» STATED GOAL
Work out how many lines include "Settings" and answer with that number only.

» AVAILABLE RECORDS
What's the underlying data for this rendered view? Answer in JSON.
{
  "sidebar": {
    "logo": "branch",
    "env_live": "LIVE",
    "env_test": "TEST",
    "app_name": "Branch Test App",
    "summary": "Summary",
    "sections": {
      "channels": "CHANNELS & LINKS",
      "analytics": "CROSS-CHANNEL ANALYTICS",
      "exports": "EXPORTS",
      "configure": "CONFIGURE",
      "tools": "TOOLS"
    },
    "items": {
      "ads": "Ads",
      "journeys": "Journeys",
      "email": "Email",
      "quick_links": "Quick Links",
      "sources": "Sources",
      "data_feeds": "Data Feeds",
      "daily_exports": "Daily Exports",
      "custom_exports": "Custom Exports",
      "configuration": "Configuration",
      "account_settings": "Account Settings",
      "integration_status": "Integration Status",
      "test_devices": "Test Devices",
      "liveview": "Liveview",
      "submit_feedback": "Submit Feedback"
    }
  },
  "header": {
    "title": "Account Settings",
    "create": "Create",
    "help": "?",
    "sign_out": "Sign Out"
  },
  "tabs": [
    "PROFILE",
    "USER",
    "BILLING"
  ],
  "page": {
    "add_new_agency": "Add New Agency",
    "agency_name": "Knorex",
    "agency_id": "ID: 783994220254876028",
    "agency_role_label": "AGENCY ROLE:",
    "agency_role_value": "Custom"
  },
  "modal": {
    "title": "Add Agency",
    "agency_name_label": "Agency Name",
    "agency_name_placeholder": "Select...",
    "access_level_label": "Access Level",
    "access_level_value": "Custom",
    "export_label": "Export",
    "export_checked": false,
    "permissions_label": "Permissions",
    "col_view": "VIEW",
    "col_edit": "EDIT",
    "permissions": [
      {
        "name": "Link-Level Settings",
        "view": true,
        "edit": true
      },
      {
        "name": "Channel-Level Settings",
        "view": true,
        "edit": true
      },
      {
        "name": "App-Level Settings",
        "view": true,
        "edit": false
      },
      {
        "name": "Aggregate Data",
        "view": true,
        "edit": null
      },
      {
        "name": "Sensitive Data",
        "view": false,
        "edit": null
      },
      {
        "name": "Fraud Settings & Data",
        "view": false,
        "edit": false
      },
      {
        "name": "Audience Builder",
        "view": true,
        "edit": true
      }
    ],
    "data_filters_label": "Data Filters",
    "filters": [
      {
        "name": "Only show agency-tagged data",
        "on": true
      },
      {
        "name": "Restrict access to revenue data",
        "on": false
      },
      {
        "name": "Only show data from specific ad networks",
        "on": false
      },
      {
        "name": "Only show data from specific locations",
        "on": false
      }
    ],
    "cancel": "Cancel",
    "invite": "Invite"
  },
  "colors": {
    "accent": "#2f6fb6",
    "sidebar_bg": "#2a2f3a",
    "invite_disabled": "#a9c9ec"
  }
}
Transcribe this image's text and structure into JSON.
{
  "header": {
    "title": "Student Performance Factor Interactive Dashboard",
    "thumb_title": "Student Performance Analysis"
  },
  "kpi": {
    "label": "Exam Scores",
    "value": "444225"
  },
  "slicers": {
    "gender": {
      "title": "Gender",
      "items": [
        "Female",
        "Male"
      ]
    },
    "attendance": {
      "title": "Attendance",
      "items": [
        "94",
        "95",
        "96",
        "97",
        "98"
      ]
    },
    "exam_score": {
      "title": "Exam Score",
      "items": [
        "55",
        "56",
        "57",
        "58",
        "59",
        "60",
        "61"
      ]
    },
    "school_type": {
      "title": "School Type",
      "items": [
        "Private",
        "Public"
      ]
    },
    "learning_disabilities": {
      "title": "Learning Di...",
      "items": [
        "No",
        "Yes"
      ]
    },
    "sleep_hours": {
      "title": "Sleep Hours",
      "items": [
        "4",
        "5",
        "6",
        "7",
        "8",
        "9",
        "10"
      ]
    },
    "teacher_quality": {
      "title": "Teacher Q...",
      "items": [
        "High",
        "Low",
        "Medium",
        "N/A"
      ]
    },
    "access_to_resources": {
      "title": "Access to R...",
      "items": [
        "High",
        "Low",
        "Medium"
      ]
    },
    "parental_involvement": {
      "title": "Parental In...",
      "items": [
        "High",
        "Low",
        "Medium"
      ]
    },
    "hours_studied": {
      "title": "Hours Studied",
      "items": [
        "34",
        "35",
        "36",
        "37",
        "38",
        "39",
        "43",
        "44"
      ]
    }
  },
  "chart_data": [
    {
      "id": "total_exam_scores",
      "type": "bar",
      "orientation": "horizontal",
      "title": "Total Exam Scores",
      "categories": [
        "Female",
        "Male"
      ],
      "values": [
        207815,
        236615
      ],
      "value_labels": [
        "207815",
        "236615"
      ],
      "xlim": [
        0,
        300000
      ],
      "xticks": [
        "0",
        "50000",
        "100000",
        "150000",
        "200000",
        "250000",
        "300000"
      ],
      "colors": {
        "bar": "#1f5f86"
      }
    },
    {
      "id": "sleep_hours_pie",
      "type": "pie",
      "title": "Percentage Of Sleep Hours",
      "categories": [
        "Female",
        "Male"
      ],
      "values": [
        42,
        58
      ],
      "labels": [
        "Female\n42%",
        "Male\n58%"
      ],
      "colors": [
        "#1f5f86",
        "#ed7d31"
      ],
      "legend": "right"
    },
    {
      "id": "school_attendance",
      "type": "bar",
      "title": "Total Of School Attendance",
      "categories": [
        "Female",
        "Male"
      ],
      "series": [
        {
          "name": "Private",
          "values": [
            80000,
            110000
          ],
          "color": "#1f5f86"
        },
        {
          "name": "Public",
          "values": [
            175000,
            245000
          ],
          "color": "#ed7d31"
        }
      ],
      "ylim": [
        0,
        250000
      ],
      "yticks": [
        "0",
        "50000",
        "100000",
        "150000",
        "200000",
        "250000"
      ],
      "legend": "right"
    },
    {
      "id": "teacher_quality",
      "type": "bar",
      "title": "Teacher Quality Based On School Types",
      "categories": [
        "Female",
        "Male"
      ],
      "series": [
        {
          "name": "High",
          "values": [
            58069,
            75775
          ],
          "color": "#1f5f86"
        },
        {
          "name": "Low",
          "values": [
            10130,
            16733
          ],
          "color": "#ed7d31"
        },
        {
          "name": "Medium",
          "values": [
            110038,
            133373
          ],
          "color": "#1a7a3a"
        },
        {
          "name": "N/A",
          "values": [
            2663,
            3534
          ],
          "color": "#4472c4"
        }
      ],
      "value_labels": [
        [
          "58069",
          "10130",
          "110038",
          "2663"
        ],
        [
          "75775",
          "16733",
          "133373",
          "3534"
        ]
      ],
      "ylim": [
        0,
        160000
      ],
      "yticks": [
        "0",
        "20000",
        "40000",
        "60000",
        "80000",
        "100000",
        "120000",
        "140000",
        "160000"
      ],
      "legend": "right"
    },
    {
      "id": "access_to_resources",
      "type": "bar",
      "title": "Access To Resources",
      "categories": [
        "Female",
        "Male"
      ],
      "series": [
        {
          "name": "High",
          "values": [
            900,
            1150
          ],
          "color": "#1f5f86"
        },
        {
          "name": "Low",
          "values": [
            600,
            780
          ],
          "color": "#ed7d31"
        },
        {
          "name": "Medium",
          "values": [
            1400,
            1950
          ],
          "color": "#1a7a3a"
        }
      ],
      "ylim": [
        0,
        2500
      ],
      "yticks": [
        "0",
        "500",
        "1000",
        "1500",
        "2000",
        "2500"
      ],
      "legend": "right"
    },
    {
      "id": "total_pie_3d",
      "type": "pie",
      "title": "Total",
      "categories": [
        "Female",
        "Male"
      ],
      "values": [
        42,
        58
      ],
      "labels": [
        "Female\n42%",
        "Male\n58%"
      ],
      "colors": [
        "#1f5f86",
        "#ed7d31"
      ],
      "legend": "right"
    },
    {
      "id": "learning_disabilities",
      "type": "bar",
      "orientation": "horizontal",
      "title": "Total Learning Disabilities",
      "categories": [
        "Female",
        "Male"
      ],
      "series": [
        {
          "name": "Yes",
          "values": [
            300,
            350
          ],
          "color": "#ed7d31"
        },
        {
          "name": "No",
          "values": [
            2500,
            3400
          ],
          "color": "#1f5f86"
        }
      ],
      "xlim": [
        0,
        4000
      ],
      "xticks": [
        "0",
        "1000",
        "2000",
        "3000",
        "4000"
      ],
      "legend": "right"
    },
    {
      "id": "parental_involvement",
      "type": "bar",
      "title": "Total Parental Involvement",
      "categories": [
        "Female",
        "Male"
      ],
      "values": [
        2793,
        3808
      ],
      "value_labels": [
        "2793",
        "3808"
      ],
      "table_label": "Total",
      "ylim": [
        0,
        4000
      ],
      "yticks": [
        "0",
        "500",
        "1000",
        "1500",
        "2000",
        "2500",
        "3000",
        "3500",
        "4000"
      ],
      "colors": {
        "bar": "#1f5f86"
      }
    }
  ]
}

» TASK RESPONSE
6